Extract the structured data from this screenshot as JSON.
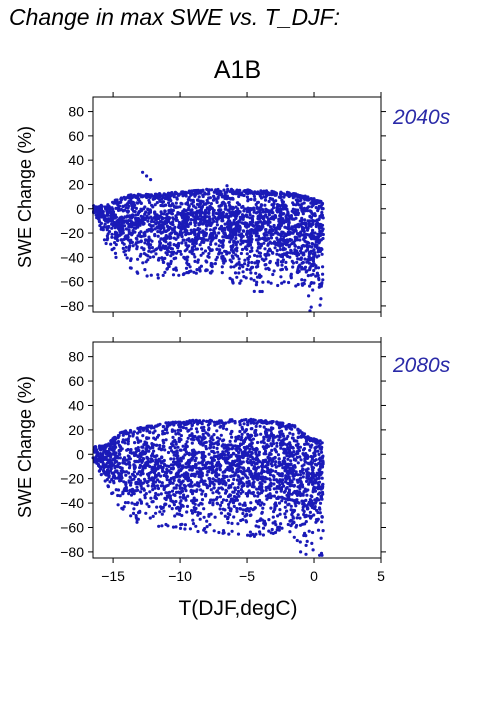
{
  "title": "Change in max SWE vs. T_DJF:",
  "scenario": "A1B",
  "colors": {
    "points": "#1a1ab8",
    "period_label": "#2a2aa8",
    "axis": "#000000"
  },
  "chart_data": [
    {
      "type": "scatter",
      "period": "2040s",
      "xlabel": "",
      "ylabel": "SWE Change (%)",
      "xlim": [
        -16.5,
        5
      ],
      "ylim": [
        -85,
        92
      ],
      "yticks": [
        -80,
        -60,
        -40,
        -20,
        0,
        20,
        40,
        60,
        80
      ],
      "xticks_shown": false,
      "cloud": {
        "x_range": [
          -16.5,
          0.7
        ],
        "upper_envelope": [
          [
            -16.5,
            3
          ],
          [
            -15.5,
            3
          ],
          [
            -14.5,
            9
          ],
          [
            -13.5,
            12
          ],
          [
            -12,
            12
          ],
          [
            -10,
            14
          ],
          [
            -8,
            16
          ],
          [
            -6,
            16
          ],
          [
            -4,
            15
          ],
          [
            -2,
            14
          ],
          [
            -0.5,
            10
          ],
          [
            0.7,
            6
          ]
        ],
        "lower_envelope": [
          [
            -16.5,
            -2
          ],
          [
            -15.5,
            -30
          ],
          [
            -14.5,
            -44
          ],
          [
            -13.5,
            -52
          ],
          [
            -12,
            -58
          ],
          [
            -10,
            -55
          ],
          [
            -8,
            -52
          ],
          [
            -6,
            -62
          ],
          [
            -4,
            -70
          ],
          [
            -2,
            -62
          ],
          [
            -1,
            -78
          ],
          [
            -0.5,
            -82
          ],
          [
            0.2,
            -84
          ]
        ],
        "density_center": [
          -9,
          -2
        ]
      },
      "outliers": [
        [
          -12.8,
          30
        ],
        [
          -12.5,
          27
        ],
        [
          -12.2,
          24
        ],
        [
          -6.5,
          19
        ],
        [
          -0.3,
          -84
        ]
      ]
    },
    {
      "type": "scatter",
      "period": "2080s",
      "xlabel": "T(DJF,degC)",
      "ylabel": "SWE Change (%)",
      "xlim": [
        -16.5,
        5
      ],
      "ylim": [
        -85,
        92
      ],
      "yticks": [
        -80,
        -60,
        -40,
        -20,
        0,
        20,
        40,
        60,
        80
      ],
      "xticks": [
        -15,
        -10,
        -5,
        0,
        5
      ],
      "cloud": {
        "x_range": [
          -16.5,
          0.7
        ],
        "upper_envelope": [
          [
            -16.5,
            6
          ],
          [
            -15.5,
            8
          ],
          [
            -14.5,
            18
          ],
          [
            -13,
            22
          ],
          [
            -11,
            26
          ],
          [
            -9,
            28
          ],
          [
            -7,
            28
          ],
          [
            -5,
            29
          ],
          [
            -3,
            27
          ],
          [
            -1.5,
            24
          ],
          [
            -0.5,
            15
          ],
          [
            0.7,
            10
          ]
        ],
        "lower_envelope": [
          [
            -16.5,
            -8
          ],
          [
            -15.5,
            -25
          ],
          [
            -14.5,
            -45
          ],
          [
            -13.5,
            -55
          ],
          [
            -12,
            -60
          ],
          [
            -10,
            -62
          ],
          [
            -8,
            -64
          ],
          [
            -6,
            -66
          ],
          [
            -4,
            -68
          ],
          [
            -2,
            -62
          ],
          [
            -1,
            -75
          ],
          [
            -0.5,
            -80
          ],
          [
            0.2,
            -83
          ]
        ],
        "density_center": [
          -8,
          0
        ]
      },
      "outliers": [
        [
          -1.0,
          -80
        ],
        [
          -0.6,
          -82
        ]
      ]
    }
  ]
}
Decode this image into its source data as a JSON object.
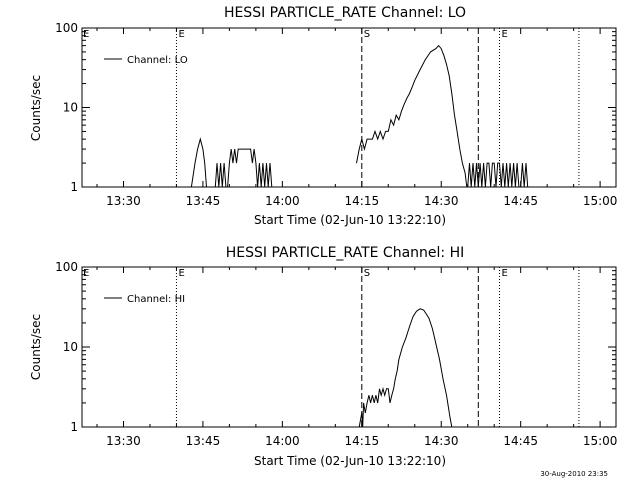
{
  "footer": {
    "timestamp": "30-Aug-2010 23:35"
  },
  "chart_data": [
    {
      "type": "line",
      "title": "HESSI PARTICLE_RATE Channel: LO",
      "xlabel": "Start Time (02-Jun-10 13:22:10)",
      "ylabel": "Counts/sec",
      "legend": {
        "label": "Channel: LO",
        "position": "top-left"
      },
      "yscale": "log",
      "ylim": [
        1,
        100
      ],
      "xlim": [
        "13:22:10",
        "15:03:00"
      ],
      "x_ticks": [
        "13:30",
        "13:45",
        "14:00",
        "14:15",
        "14:30",
        "14:45",
        "15:00"
      ],
      "y_ticks": [
        "1",
        "10",
        "100"
      ],
      "markers": [
        {
          "time": "13:40",
          "style": "dotted",
          "label": "E"
        },
        {
          "time": "14:15",
          "style": "dashed",
          "label": "S"
        },
        {
          "time": "14:37",
          "style": "dashed",
          "label": ""
        },
        {
          "time": "14:41",
          "style": "dotted",
          "label": "E"
        },
        {
          "time": "14:56",
          "style": "dotted",
          "label": ""
        }
      ],
      "series": [
        {
          "name": "Channel: LO",
          "x": [
            "13:42:50",
            "13:43:30",
            "13:44:00",
            "13:44:30",
            "13:45:00",
            "13:45:20",
            "13:45:40",
            "13:46:00",
            "13:46:40",
            "13:47:00",
            "13:47:20",
            "13:47:40",
            "13:48:00",
            "13:48:20",
            "13:48:40",
            "13:49:00",
            "13:49:20",
            "13:49:40",
            "13:50:00",
            "13:50:20",
            "13:50:40",
            "13:51:00",
            "13:51:20",
            "13:51:40",
            "13:52:00",
            "13:52:40",
            "13:53:20",
            "13:54:00",
            "13:54:20",
            "13:54:40",
            "13:55:00",
            "13:55:20",
            "13:55:40",
            "13:56:00",
            "13:56:20",
            "13:56:40",
            "13:57:00",
            "13:57:20",
            "13:57:40",
            "13:58:00"
          ],
          "y": [
            1,
            2,
            3,
            4,
            3,
            2,
            1,
            1,
            1,
            1,
            1,
            2,
            1,
            2,
            1,
            2,
            1,
            1,
            2,
            3,
            2,
            3,
            2,
            3,
            3,
            3,
            3,
            3,
            2,
            3,
            2,
            1,
            2,
            1,
            2,
            1,
            2,
            1,
            2,
            1
          ]
        },
        {
          "name": "Channel: LO",
          "x": [
            "14:14:00",
            "14:14:30",
            "14:15:00",
            "14:15:30",
            "14:16:00",
            "14:16:30",
            "14:17:00",
            "14:17:30",
            "14:18:00",
            "14:18:30",
            "14:19:00",
            "14:19:30",
            "14:20:00",
            "14:20:30",
            "14:21:00",
            "14:21:30",
            "14:22:00",
            "14:22:30",
            "14:23:00",
            "14:23:30",
            "14:24:00",
            "14:24:30",
            "14:25:00",
            "14:26:00",
            "14:27:00",
            "14:28:00",
            "14:29:00",
            "14:29:30",
            "14:30:00",
            "14:30:30",
            "14:31:00",
            "14:31:30",
            "14:32:00",
            "14:32:30",
            "14:33:00",
            "14:33:30",
            "14:34:00",
            "14:34:30",
            "14:34:50"
          ],
          "y": [
            2,
            3,
            4,
            3,
            4,
            4,
            4,
            5,
            4,
            5,
            4,
            5,
            5,
            7,
            6,
            8,
            7,
            9,
            11,
            13,
            15,
            18,
            22,
            30,
            40,
            50,
            55,
            60,
            55,
            45,
            35,
            25,
            15,
            8,
            5,
            3,
            2,
            1.5,
            1
          ]
        },
        {
          "name": "Channel: LO",
          "x": [
            "14:35:00",
            "14:35:20",
            "14:35:40",
            "14:36:00",
            "14:36:20",
            "14:36:40",
            "14:37:00",
            "14:37:20",
            "14:37:40",
            "14:38:00",
            "14:38:20",
            "14:38:40",
            "14:39:00",
            "14:39:20",
            "14:39:40",
            "14:40:00",
            "14:40:20",
            "14:40:40",
            "14:41:00",
            "14:41:20",
            "14:41:40",
            "14:42:00",
            "14:42:20",
            "14:42:40",
            "14:43:00",
            "14:43:20",
            "14:43:40",
            "14:44:00",
            "14:44:20",
            "14:44:40",
            "14:45:00",
            "14:45:20",
            "14:45:40",
            "14:46:00",
            "14:46:20"
          ],
          "y": [
            1,
            2,
            1,
            2,
            1,
            2,
            1,
            2,
            1,
            2,
            1,
            2,
            2,
            1,
            2,
            2,
            1,
            2,
            2,
            1,
            2,
            1,
            2,
            1,
            2,
            1,
            2,
            1,
            2,
            1,
            1,
            2,
            1,
            2,
            1
          ]
        }
      ]
    },
    {
      "type": "line",
      "title": "HESSI PARTICLE_RATE Channel: HI",
      "xlabel": "Start Time (02-Jun-10 13:22:10)",
      "ylabel": "Counts/sec",
      "legend": {
        "label": "Channel: HI",
        "position": "top-left"
      },
      "yscale": "log",
      "ylim": [
        1,
        100
      ],
      "xlim": [
        "13:22:10",
        "15:03:00"
      ],
      "x_ticks": [
        "13:30",
        "13:45",
        "14:00",
        "14:15",
        "14:30",
        "14:45",
        "15:00"
      ],
      "y_ticks": [
        "1",
        "10",
        "100"
      ],
      "markers": [
        {
          "time": "13:40",
          "style": "dotted",
          "label": "E"
        },
        {
          "time": "14:15",
          "style": "dashed",
          "label": "S"
        },
        {
          "time": "14:37",
          "style": "dashed",
          "label": ""
        },
        {
          "time": "14:41",
          "style": "dotted",
          "label": "E"
        },
        {
          "time": "14:56",
          "style": "dotted",
          "label": ""
        }
      ],
      "series": [
        {
          "name": "Channel: HI",
          "x": [
            "14:14:30",
            "14:15:00",
            "14:15:10",
            "14:15:20",
            "14:15:40",
            "14:16:00",
            "14:16:20",
            "14:16:40",
            "14:17:00",
            "14:17:20",
            "14:17:40",
            "14:18:00",
            "14:18:20",
            "14:18:40",
            "14:19:00",
            "14:19:20",
            "14:19:40",
            "14:20:00",
            "14:20:20",
            "14:20:40",
            "14:21:00",
            "14:21:20",
            "14:21:40",
            "14:22:00",
            "14:22:40",
            "14:23:20",
            "14:24:00",
            "14:24:40",
            "14:25:20",
            "14:26:00",
            "14:26:40",
            "14:27:00",
            "14:27:40",
            "14:28:20",
            "14:29:00",
            "14:29:40",
            "14:30:20",
            "14:31:00",
            "14:31:40",
            "14:32:00"
          ],
          "y": [
            1,
            1.5,
            1,
            2,
            1.5,
            2,
            2.5,
            2,
            2.5,
            2,
            2.5,
            2,
            3,
            2.5,
            3,
            2.5,
            3,
            3,
            2,
            2.5,
            3,
            4,
            5,
            7,
            10,
            13,
            18,
            24,
            28,
            30,
            29,
            27,
            23,
            17,
            11,
            7,
            4,
            2.5,
            1.3,
            1
          ]
        }
      ]
    }
  ]
}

....................

Task to complete —
Using the records above, say how many lines include the string "this". Only the number is wanted.

Task result —
2